_Goal_
Read the lines below. Copy out any that hold the string "title".

_Records from a collection of figures_
[start]
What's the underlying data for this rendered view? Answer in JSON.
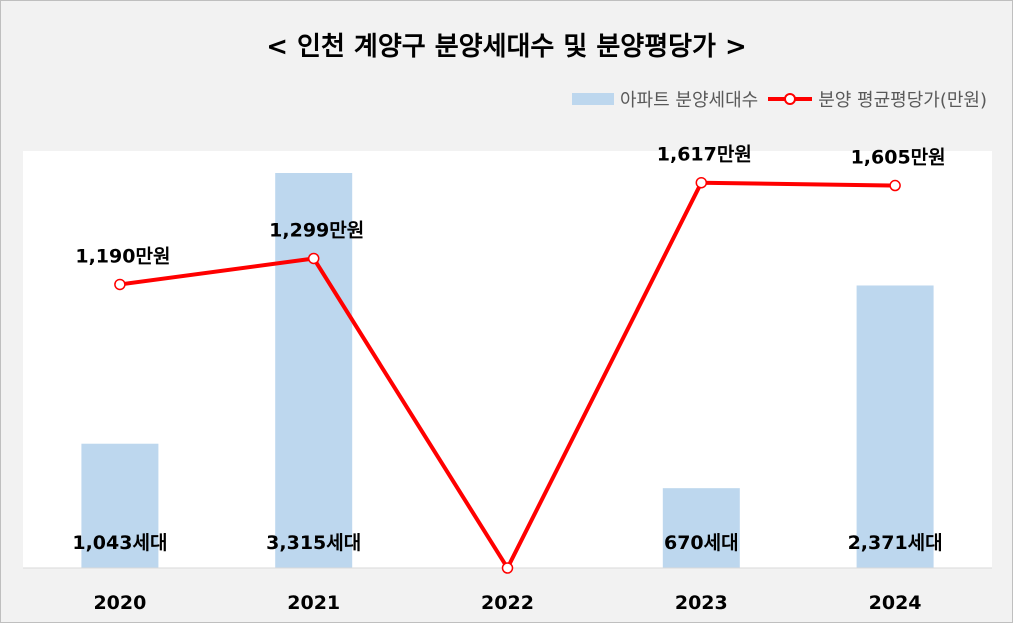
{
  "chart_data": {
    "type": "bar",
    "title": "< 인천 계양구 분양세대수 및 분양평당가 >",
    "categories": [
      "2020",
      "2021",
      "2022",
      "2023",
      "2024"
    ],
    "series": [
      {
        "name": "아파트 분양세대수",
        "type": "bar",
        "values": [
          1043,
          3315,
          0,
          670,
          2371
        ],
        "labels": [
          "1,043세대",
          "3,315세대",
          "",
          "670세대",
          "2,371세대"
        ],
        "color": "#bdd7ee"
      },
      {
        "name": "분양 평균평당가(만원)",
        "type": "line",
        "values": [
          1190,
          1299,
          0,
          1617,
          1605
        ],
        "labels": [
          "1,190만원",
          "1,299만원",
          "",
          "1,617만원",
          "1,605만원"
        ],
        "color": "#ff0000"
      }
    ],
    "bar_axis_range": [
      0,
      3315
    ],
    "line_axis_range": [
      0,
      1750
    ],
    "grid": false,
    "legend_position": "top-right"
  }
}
[end]
[start]
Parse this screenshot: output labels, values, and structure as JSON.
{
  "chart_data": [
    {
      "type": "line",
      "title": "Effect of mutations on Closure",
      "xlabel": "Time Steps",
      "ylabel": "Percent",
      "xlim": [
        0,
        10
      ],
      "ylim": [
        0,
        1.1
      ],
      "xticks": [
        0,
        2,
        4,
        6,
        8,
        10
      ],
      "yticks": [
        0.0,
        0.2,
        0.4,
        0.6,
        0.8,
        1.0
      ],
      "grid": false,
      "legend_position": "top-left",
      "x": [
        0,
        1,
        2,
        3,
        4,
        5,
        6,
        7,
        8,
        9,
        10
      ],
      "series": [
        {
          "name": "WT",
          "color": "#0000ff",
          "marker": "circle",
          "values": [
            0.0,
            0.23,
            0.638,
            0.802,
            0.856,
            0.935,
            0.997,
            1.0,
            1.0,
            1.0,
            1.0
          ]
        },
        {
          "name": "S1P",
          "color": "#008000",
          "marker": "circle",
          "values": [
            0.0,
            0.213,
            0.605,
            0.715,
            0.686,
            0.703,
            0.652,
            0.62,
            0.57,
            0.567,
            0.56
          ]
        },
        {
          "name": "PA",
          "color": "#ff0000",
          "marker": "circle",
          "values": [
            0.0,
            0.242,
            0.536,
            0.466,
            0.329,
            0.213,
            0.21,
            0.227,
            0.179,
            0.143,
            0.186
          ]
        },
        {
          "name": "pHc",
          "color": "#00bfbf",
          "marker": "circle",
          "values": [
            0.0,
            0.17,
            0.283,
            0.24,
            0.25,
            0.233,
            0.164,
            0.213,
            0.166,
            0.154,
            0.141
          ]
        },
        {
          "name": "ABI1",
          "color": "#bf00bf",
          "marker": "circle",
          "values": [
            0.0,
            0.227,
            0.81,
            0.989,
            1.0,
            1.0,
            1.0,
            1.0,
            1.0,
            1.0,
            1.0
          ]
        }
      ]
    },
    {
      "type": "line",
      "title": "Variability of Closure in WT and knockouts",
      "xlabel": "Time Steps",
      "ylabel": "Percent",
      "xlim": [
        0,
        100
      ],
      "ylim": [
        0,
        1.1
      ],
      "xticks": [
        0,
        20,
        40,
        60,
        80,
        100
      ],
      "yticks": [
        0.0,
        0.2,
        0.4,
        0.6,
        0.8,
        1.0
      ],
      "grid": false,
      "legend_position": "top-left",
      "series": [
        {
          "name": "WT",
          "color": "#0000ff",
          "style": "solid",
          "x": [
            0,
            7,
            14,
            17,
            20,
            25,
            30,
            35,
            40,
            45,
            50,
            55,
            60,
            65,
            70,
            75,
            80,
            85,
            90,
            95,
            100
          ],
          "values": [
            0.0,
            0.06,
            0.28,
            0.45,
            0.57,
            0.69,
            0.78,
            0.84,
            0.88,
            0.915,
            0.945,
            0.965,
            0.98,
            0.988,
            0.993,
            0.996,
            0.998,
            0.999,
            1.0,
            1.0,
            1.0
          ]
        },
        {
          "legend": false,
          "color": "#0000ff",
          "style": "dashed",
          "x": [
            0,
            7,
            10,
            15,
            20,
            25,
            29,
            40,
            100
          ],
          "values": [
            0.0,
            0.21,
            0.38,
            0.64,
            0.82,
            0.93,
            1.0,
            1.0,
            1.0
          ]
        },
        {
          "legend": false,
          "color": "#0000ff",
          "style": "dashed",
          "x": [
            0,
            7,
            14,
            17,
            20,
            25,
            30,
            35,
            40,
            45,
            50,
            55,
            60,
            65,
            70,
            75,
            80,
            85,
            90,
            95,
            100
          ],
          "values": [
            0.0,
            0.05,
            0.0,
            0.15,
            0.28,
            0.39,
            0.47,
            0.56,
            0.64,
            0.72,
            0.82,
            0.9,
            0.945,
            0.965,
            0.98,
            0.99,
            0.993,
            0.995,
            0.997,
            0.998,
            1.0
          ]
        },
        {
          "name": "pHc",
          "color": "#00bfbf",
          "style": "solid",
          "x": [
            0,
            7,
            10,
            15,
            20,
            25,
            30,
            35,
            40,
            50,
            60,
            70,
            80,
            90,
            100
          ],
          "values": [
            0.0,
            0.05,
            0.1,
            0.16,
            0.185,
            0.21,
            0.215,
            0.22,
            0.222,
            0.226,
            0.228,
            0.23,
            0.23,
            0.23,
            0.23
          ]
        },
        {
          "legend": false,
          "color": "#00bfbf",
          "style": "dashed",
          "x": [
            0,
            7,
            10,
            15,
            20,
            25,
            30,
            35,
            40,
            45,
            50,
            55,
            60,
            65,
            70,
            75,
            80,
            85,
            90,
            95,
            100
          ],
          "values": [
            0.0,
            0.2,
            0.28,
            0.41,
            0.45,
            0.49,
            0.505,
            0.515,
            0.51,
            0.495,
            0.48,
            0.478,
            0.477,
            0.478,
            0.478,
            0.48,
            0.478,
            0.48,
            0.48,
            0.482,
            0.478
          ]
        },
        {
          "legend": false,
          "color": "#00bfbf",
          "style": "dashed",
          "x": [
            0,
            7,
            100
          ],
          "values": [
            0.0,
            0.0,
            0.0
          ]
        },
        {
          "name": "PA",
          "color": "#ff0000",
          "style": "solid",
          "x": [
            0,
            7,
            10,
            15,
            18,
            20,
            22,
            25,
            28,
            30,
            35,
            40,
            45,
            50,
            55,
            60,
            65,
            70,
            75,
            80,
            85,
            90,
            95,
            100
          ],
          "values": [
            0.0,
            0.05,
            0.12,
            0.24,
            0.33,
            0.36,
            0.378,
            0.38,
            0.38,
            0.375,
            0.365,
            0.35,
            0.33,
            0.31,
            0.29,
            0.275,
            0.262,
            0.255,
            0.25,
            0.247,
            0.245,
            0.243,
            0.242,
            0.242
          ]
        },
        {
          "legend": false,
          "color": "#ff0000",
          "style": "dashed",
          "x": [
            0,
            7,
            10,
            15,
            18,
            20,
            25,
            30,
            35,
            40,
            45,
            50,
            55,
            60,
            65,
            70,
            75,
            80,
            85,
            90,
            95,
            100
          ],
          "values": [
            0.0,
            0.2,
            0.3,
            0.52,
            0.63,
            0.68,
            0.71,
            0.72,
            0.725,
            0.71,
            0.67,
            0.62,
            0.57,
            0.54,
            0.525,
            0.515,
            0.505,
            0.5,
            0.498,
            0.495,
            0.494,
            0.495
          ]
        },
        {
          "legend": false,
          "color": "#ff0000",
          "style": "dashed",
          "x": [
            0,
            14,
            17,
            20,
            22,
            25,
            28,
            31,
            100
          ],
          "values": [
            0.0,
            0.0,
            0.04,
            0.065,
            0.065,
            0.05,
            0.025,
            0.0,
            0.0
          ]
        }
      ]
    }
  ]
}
[end]
_Answer to the exercise_
    "title": "< 인천 계양구 분양세대수 및 분양평당가 >",
      "title": "Effect of mutations on Closure",
      "title": "Variability of Closure in WT and knockouts",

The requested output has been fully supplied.